EXERCISE TASK: Locate every line in the records below that holds the word "Boulder" and return each one.

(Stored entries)
>>>>

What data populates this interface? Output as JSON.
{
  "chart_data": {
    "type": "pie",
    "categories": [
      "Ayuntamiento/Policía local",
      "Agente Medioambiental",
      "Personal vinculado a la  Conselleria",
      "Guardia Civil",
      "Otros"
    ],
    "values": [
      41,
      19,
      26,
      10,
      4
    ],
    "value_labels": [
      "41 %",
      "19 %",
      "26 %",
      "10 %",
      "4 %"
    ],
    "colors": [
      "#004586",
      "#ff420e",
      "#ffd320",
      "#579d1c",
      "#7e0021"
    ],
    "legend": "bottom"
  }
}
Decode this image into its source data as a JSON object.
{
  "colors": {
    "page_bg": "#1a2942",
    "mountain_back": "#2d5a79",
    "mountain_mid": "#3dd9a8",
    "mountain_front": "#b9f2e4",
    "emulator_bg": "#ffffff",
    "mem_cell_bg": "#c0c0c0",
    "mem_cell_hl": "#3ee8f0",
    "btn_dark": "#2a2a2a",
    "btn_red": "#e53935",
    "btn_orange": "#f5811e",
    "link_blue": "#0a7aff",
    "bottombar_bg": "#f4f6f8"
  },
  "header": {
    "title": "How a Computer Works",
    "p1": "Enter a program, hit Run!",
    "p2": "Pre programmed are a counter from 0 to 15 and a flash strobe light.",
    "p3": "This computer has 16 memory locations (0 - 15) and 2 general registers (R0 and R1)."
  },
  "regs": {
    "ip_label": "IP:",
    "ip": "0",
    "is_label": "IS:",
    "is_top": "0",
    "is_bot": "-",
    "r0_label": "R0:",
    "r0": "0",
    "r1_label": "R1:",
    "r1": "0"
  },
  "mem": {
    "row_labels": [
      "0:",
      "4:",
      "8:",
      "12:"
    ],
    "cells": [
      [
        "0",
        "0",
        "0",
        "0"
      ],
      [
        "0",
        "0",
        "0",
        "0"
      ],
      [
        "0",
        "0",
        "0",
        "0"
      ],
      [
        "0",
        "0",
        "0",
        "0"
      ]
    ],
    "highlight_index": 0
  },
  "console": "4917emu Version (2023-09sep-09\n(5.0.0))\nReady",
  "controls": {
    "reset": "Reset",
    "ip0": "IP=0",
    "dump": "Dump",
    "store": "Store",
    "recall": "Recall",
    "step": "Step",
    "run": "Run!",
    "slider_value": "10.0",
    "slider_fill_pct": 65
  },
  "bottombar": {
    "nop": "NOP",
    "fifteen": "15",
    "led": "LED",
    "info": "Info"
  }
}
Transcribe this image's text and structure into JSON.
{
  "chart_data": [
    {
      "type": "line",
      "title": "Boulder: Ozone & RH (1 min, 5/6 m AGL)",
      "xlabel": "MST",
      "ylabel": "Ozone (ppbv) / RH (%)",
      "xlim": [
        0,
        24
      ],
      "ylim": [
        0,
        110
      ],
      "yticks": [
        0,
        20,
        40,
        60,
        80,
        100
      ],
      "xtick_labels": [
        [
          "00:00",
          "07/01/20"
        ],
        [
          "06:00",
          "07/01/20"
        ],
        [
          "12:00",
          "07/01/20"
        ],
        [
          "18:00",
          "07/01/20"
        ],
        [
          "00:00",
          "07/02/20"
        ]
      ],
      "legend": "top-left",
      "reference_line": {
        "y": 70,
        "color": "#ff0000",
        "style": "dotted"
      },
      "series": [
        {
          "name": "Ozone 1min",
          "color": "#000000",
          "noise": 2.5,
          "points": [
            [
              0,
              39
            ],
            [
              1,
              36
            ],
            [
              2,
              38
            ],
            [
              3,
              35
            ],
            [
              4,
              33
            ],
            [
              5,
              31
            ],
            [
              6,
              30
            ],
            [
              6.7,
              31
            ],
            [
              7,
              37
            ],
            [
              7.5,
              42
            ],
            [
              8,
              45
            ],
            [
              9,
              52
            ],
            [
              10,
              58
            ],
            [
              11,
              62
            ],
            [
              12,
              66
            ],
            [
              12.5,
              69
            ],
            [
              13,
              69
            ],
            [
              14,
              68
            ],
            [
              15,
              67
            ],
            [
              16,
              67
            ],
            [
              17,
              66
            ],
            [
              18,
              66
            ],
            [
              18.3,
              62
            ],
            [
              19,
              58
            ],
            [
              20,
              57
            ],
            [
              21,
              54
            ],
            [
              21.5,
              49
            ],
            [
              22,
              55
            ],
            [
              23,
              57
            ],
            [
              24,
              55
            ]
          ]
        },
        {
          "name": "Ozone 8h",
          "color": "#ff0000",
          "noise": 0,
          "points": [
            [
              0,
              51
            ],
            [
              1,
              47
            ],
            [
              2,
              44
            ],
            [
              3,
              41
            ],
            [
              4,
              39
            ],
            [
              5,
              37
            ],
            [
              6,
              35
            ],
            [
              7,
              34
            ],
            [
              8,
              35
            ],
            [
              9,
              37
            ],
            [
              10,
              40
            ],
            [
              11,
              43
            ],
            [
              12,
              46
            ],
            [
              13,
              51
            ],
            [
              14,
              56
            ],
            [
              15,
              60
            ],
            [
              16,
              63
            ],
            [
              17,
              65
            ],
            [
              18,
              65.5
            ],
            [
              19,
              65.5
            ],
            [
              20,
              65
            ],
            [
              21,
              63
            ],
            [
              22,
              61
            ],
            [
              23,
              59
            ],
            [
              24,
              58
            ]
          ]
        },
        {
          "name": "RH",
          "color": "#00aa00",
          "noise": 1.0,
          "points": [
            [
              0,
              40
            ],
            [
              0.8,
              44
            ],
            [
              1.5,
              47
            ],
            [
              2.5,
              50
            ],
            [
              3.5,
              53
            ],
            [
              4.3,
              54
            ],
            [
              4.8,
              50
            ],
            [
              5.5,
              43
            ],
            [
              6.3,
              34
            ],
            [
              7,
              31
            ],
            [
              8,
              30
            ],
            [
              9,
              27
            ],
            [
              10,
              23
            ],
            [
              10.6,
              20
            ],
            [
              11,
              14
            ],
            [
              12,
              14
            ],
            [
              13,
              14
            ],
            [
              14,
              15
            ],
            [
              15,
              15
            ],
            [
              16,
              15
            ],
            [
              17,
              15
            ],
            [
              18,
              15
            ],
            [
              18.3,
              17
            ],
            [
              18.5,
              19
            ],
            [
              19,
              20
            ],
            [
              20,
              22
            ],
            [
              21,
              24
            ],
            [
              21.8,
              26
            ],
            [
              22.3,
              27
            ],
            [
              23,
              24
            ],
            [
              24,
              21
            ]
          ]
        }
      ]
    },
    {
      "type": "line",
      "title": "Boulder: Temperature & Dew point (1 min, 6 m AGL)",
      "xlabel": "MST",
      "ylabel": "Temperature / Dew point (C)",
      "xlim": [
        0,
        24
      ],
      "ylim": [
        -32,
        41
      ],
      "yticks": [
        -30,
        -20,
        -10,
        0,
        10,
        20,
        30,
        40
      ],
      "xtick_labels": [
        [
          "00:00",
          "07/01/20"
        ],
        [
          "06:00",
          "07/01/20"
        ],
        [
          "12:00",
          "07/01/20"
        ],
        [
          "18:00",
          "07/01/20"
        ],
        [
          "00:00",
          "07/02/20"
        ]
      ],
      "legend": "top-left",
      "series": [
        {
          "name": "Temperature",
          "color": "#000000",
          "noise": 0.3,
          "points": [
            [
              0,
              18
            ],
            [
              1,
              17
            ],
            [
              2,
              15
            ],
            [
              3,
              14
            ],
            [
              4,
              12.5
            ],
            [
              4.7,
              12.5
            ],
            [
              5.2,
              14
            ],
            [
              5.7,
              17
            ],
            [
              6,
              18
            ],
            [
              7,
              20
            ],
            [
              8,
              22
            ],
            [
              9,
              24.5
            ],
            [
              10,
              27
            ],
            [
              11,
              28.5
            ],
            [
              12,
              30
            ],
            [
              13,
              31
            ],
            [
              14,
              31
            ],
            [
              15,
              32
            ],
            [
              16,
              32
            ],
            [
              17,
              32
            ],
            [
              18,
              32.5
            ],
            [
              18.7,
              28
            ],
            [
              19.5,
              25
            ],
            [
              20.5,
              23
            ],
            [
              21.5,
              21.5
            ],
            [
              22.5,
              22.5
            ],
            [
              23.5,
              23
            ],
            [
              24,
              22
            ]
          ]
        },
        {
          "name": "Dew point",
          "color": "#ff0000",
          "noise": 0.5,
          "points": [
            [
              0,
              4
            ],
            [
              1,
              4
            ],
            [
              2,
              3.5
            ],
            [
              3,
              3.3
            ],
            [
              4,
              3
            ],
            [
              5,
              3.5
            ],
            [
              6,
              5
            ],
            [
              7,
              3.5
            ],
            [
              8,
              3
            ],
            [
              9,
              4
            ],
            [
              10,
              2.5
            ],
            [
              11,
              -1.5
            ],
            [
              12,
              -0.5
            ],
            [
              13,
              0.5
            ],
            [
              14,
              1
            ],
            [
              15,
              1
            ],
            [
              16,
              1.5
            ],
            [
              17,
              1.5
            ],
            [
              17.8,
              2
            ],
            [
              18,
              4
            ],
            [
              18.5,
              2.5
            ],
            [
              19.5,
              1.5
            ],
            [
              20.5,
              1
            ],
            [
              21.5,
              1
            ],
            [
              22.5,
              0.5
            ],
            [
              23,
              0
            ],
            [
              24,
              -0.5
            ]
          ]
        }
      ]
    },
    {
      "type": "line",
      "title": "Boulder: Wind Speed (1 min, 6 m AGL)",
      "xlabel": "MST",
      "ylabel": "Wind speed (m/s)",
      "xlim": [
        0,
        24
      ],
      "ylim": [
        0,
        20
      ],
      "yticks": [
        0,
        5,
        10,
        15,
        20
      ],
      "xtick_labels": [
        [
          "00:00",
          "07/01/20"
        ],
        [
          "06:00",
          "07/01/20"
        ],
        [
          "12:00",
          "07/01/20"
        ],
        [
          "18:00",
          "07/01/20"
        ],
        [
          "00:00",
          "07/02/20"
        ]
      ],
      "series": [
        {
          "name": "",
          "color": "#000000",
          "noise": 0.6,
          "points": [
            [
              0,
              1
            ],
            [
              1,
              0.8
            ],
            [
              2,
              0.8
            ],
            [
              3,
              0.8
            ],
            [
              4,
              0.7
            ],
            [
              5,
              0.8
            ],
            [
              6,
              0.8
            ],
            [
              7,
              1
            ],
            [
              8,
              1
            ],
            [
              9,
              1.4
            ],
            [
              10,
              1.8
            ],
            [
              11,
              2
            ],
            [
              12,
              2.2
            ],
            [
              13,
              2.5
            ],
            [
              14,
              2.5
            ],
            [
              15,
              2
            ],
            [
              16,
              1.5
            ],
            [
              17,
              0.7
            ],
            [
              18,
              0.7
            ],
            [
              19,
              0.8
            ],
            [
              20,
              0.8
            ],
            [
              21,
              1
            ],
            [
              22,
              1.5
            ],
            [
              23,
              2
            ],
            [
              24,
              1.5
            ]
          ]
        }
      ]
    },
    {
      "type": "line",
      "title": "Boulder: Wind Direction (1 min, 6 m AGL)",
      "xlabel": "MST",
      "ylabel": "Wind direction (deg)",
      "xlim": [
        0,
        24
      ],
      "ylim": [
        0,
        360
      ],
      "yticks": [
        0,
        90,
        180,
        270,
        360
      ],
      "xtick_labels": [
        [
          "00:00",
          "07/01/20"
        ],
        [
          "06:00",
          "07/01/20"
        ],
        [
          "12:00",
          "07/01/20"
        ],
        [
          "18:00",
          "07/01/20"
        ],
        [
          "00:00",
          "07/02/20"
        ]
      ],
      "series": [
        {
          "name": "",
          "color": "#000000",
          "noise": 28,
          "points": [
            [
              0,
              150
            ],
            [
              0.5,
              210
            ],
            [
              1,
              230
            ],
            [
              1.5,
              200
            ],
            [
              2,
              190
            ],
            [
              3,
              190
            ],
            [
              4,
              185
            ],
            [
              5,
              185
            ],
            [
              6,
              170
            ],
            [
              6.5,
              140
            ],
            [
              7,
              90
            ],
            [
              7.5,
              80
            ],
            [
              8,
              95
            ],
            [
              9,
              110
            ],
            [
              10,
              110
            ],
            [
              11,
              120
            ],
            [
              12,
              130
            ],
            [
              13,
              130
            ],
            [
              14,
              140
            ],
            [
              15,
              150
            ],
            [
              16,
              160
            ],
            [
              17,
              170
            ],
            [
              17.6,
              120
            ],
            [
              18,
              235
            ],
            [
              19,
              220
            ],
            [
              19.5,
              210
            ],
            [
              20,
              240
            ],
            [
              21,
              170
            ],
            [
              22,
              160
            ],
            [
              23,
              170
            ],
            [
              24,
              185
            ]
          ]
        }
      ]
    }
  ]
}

<<<<

PROBLEM SOLUTION:
      "title": "Boulder: Ozone & RH (1 min, 5/6 m AGL)",
      "title": "Boulder: Temperature & Dew point (1 min, 6 m AGL)",
      "title": "Boulder: Wind Speed (1 min, 6 m AGL)",
      "title": "Boulder: Wind Direction (1 min, 6 m AGL)",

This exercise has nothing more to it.